--- BEGIN Data records ---
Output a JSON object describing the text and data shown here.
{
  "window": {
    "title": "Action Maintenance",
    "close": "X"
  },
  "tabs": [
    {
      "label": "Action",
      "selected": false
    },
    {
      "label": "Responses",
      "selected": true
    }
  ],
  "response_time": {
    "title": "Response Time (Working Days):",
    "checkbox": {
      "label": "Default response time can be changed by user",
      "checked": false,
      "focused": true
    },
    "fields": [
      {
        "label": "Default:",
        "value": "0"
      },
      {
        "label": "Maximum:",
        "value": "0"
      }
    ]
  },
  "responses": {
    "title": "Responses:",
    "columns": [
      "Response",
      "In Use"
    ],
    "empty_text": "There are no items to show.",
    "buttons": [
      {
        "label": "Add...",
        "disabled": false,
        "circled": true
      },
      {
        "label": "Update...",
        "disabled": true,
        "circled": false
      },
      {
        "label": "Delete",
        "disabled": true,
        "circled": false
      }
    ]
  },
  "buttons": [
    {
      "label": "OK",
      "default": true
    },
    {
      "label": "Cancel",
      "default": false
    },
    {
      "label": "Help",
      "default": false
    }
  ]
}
--- END Data records ---
:: Exercise description ::
Look through the entries above and list every line containing "Action".

:: Problem solution ::
    "title": "Action Maintenance",
      "label": "Action",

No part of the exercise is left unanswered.